→ **WHAT TO PRODUCE**: Examine the entries below, count the lines holding the string "门房革命", and respond with the number only.

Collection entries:
______
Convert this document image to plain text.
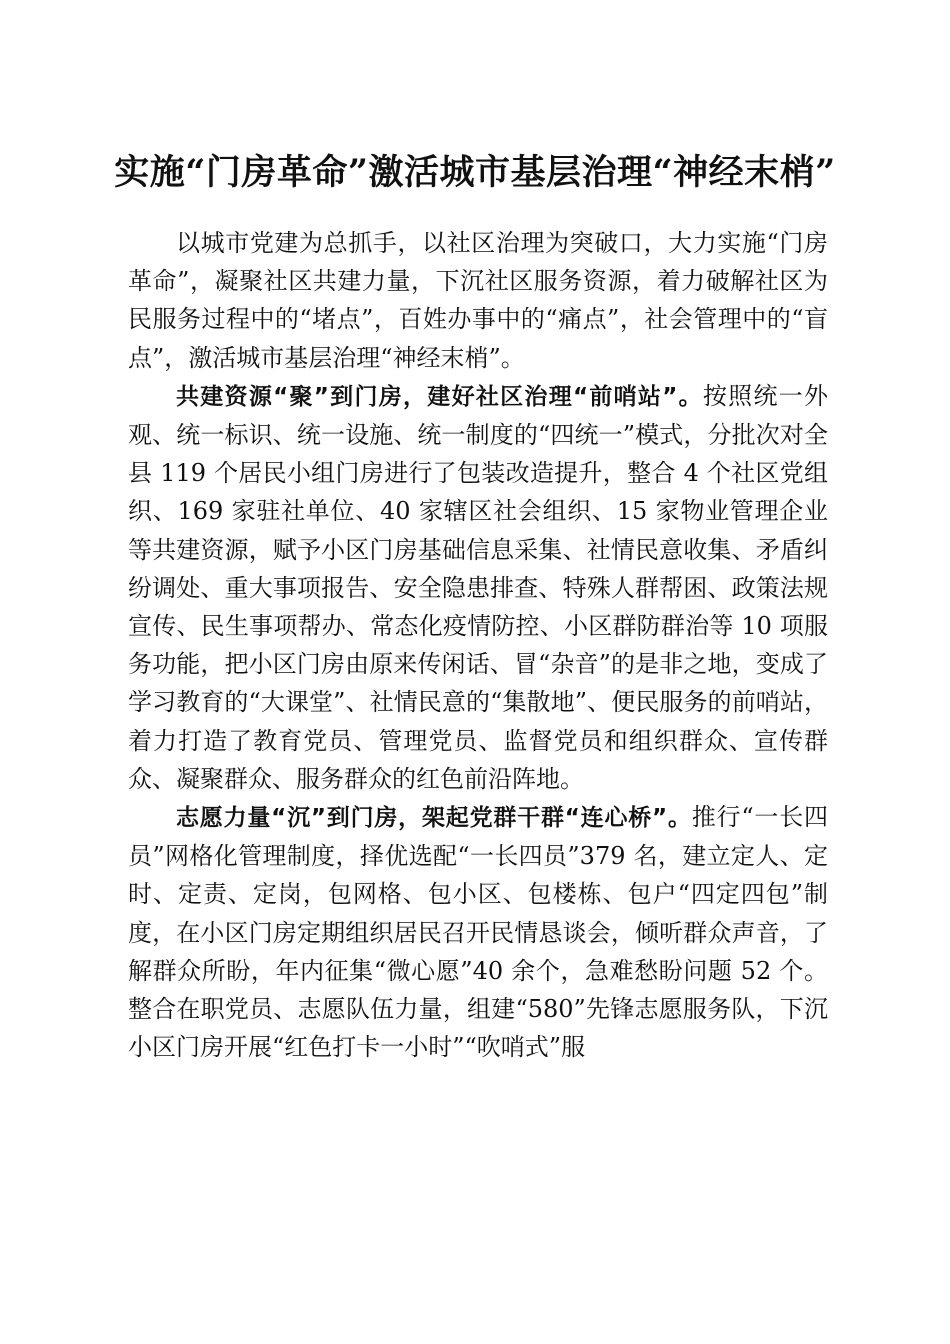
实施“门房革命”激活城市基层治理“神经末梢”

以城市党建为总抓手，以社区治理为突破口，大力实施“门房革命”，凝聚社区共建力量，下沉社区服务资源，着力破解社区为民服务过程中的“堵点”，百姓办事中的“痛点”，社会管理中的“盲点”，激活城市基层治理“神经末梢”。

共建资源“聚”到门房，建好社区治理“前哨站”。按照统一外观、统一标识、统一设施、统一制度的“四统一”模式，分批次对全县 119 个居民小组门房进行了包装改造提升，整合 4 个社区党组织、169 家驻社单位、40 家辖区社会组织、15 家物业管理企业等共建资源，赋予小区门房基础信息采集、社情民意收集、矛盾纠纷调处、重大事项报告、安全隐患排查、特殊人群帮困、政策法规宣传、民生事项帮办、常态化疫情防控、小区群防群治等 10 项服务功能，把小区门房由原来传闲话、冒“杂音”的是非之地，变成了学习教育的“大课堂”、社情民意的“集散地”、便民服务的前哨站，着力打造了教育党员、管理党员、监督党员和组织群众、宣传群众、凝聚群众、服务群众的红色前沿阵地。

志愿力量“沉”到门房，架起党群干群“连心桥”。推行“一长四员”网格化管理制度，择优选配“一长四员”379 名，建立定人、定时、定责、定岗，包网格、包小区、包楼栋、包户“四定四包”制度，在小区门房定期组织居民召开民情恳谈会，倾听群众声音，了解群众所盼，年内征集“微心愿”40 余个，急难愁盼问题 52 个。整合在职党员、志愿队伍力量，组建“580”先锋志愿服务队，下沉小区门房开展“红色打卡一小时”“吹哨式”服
______
→ **RIGHT ANSWER**: 2